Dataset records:
□ □ □ □ □

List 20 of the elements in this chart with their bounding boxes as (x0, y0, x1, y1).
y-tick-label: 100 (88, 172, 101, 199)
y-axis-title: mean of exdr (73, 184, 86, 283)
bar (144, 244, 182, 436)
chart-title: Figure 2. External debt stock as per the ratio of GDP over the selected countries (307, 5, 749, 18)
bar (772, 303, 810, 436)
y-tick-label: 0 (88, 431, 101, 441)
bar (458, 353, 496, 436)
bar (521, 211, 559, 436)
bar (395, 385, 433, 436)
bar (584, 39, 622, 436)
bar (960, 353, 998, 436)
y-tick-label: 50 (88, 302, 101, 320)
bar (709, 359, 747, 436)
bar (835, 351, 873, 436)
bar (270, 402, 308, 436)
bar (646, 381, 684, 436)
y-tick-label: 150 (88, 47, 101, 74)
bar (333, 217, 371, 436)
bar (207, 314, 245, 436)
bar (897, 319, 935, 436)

□ □ □ □ □

Given request =>
Can you copy out every line of the records above, word for word and unchanged?

Written answer =>
List 20 of the elements in this chart with their bounding boxes as (x0, y0, x1, y1).
y-tick-label: 100 (88, 172, 101, 199)
y-axis-title: mean of exdr (73, 184, 86, 283)
bar (144, 244, 182, 436)
chart-title: Figure 2. External debt stock as per the ratio of GDP over the selected countries (307, 5, 749, 18)
bar (772, 303, 810, 436)
y-tick-label: 0 (88, 431, 101, 441)
bar (458, 353, 496, 436)
bar (521, 211, 559, 436)
bar (395, 385, 433, 436)
bar (584, 39, 622, 436)
bar (960, 353, 998, 436)
y-tick-label: 50 (88, 302, 101, 320)
bar (709, 359, 747, 436)
bar (835, 351, 873, 436)
bar (270, 402, 308, 436)
bar (646, 381, 684, 436)
y-tick-label: 150 (88, 47, 101, 74)
bar (333, 217, 371, 436)
bar (207, 314, 245, 436)
bar (897, 319, 935, 436)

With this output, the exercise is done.